Exercise description
Find all lines in the records that include the word "document", and copy them out.

=====

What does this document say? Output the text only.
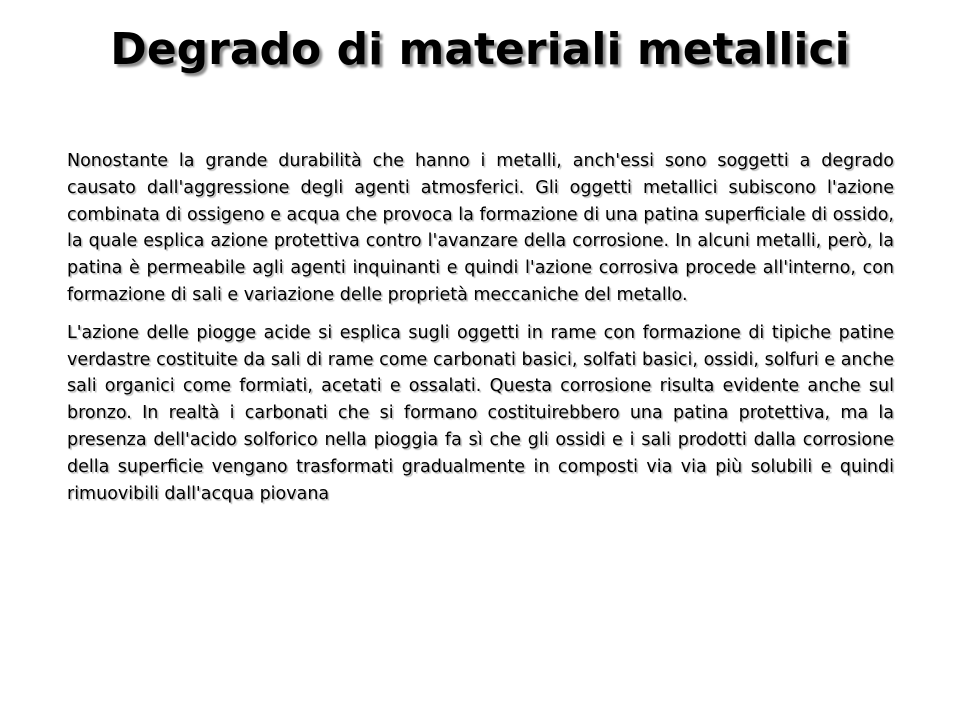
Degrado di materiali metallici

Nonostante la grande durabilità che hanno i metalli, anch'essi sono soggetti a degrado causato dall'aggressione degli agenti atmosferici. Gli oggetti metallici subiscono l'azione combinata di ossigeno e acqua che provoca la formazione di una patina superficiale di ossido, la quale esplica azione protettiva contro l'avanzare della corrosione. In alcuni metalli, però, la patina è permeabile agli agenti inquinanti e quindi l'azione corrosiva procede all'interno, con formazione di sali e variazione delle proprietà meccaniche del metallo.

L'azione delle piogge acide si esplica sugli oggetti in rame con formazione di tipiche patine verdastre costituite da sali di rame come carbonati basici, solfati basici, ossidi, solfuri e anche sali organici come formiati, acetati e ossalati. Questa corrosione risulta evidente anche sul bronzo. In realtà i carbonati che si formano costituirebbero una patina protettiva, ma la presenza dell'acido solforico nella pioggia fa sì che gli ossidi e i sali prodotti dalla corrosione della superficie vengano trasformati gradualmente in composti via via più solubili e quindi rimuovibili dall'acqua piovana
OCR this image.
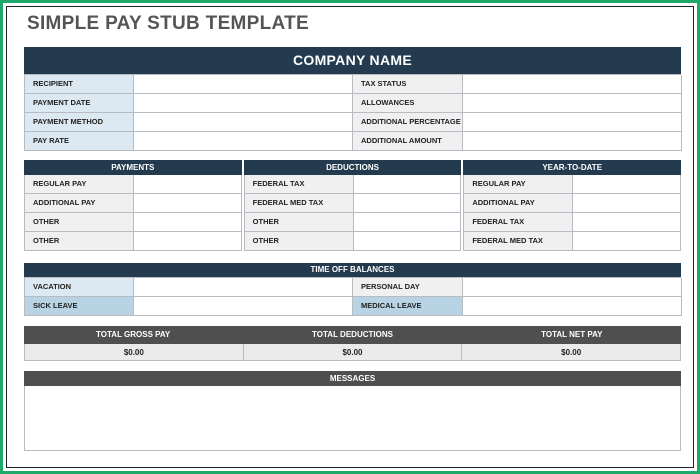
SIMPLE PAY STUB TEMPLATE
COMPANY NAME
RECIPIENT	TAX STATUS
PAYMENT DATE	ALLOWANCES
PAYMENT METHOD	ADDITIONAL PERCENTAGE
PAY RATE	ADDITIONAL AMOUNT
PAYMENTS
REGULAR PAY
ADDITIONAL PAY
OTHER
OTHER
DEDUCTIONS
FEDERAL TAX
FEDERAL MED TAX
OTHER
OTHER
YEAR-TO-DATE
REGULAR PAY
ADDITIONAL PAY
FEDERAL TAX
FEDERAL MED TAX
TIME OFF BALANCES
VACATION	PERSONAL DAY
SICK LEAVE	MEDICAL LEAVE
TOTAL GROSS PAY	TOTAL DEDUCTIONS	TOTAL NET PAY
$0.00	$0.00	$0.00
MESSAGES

=====

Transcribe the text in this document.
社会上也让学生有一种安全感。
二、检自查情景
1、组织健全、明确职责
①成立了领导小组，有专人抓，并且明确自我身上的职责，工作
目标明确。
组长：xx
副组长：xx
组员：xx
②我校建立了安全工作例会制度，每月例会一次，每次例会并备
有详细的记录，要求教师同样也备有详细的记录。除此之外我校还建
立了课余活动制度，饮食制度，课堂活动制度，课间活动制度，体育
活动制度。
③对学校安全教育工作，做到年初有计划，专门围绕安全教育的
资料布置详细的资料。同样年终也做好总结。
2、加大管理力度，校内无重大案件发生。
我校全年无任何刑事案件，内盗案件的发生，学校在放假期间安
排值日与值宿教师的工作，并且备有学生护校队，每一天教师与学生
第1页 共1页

=====

The output
What does this document say? Output the text only.
Transcribe the text in this document.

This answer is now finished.